## start ENTRIES PROVIDED

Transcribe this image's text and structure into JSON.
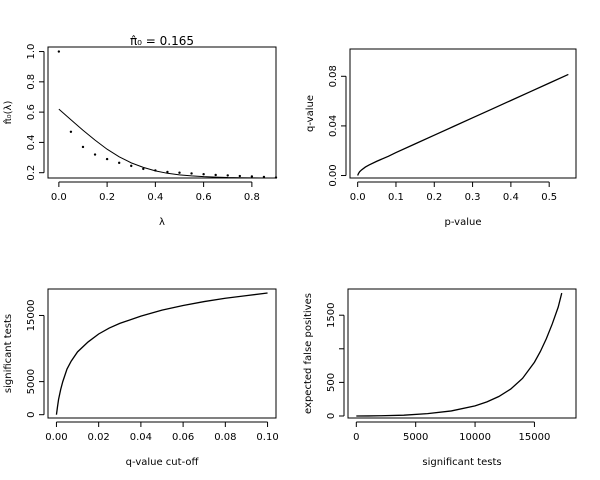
{
  "chart_data": [
    {
      "id": "pi0",
      "type": "scatter",
      "title": "π̂₀ = 0.165",
      "xlabel": "λ",
      "ylabel": "π̂₀(λ)",
      "xlim": [
        -0.045,
        0.9
      ],
      "ylim": [
        0.165,
        1.03
      ],
      "xticks": [
        0,
        0.2,
        0.4,
        0.6,
        0.8
      ],
      "xtick_labels": [
        "0.0",
        "0.2",
        "0.4",
        "0.6",
        "0.8"
      ],
      "yticks": [
        0.2,
        0.4,
        0.6,
        0.8,
        1.0
      ],
      "ytick_labels": [
        "0.2",
        "0.4",
        "0.6",
        "0.8",
        "1.0"
      ],
      "ytick_rotated": true,
      "points_x": [
        0,
        0.05,
        0.1,
        0.15,
        0.2,
        0.25,
        0.3,
        0.35,
        0.4,
        0.45,
        0.5,
        0.55,
        0.6,
        0.65,
        0.7,
        0.75,
        0.8,
        0.85,
        0.9
      ],
      "points_y": [
        1.0,
        0.47,
        0.37,
        0.32,
        0.29,
        0.265,
        0.245,
        0.225,
        0.215,
        0.205,
        0.2,
        0.195,
        0.19,
        0.185,
        0.182,
        0.178,
        0.175,
        0.172,
        0.168
      ],
      "line_x": [
        0,
        0.05,
        0.1,
        0.15,
        0.2,
        0.25,
        0.3,
        0.35,
        0.4,
        0.45,
        0.5,
        0.55,
        0.6,
        0.65,
        0.7,
        0.75,
        0.8,
        0.85,
        0.9
      ],
      "line_y": [
        0.62,
        0.55,
        0.48,
        0.415,
        0.355,
        0.305,
        0.265,
        0.235,
        0.212,
        0.196,
        0.186,
        0.179,
        0.174,
        0.171,
        0.168,
        0.167,
        0.166,
        0.165,
        0.165
      ],
      "grid": false,
      "legend": "none"
    },
    {
      "id": "qp",
      "type": "line",
      "title": "",
      "xlabel": "p-value",
      "ylabel": "q-value",
      "xlim": [
        -0.02,
        0.57
      ],
      "ylim": [
        -0.002,
        0.102
      ],
      "xticks": [
        0,
        0.1,
        0.2,
        0.3,
        0.4,
        0.5
      ],
      "xtick_labels": [
        "0.0",
        "0.1",
        "0.2",
        "0.3",
        "0.4",
        "0.5"
      ],
      "yticks": [
        0,
        0.04,
        0.08
      ],
      "ytick_labels": [
        "0.00",
        "0.04",
        "0.08"
      ],
      "ytick_rotated": true,
      "x": [
        0,
        0.002,
        0.005,
        0.01,
        0.02,
        0.03,
        0.05,
        0.08,
        0.1,
        0.15,
        0.2,
        0.25,
        0.3,
        0.35,
        0.4,
        0.45,
        0.5,
        0.55
      ],
      "y": [
        0,
        0.0015,
        0.003,
        0.0045,
        0.0068,
        0.0085,
        0.0115,
        0.0155,
        0.0185,
        0.0255,
        0.0325,
        0.0395,
        0.0465,
        0.0535,
        0.0605,
        0.0675,
        0.0745,
        0.0815
      ],
      "grid": false,
      "legend": "none"
    },
    {
      "id": "sig",
      "type": "line",
      "title": "",
      "xlabel": "q-value cut-off",
      "ylabel": "significant tests",
      "xlim": [
        -0.004,
        0.104
      ],
      "ylim": [
        -500,
        19000
      ],
      "xticks": [
        0,
        0.02,
        0.04,
        0.06,
        0.08,
        0.1
      ],
      "xtick_labels": [
        "0.00",
        "0.02",
        "0.04",
        "0.06",
        "0.08",
        "0.10"
      ],
      "yticks": [
        0,
        5000,
        15000
      ],
      "ytick_labels": [
        "0",
        "5000",
        "15000"
      ],
      "ytick_rotated": true,
      "x": [
        0,
        0.0005,
        0.001,
        0.002,
        0.003,
        0.005,
        0.007,
        0.01,
        0.015,
        0.02,
        0.025,
        0.03,
        0.04,
        0.05,
        0.06,
        0.07,
        0.08,
        0.09,
        0.1
      ],
      "y": [
        0,
        1200,
        2300,
        3800,
        5000,
        6900,
        8100,
        9500,
        11000,
        12200,
        13100,
        13800,
        14900,
        15800,
        16500,
        17100,
        17600,
        18000,
        18400
      ],
      "grid": false,
      "legend": "none"
    },
    {
      "id": "efp",
      "type": "line",
      "title": "",
      "xlabel": "significant tests",
      "ylabel": "expected false positives",
      "xlim": [
        -700,
        18500
      ],
      "ylim": [
        -30,
        1890
      ],
      "xticks": [
        0,
        5000,
        10000,
        15000
      ],
      "xtick_labels": [
        "0",
        "5000",
        "10000",
        "15000"
      ],
      "yticks": [
        0,
        500,
        1000,
        1500
      ],
      "ytick_labels": [
        "0",
        "500",
        "",
        "1500"
      ],
      "ytick_rotated": true,
      "x": [
        0,
        1000,
        2000,
        4000,
        6000,
        8000,
        10000,
        11000,
        12000,
        13000,
        14000,
        15000,
        15500,
        16000,
        16500,
        17000,
        17300
      ],
      "y": [
        0,
        1,
        3,
        12,
        35,
        75,
        150,
        210,
        290,
        400,
        560,
        800,
        960,
        1150,
        1370,
        1620,
        1830
      ],
      "grid": false,
      "legend": "none"
    }
  ]
}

## end ENTRIES PROVIDED

▶ **WHAT YOU HAVE TO DO**
Find every line containing the word "xlabel", then give the total and nothing more.

▶ **TASK SOLUTION**
4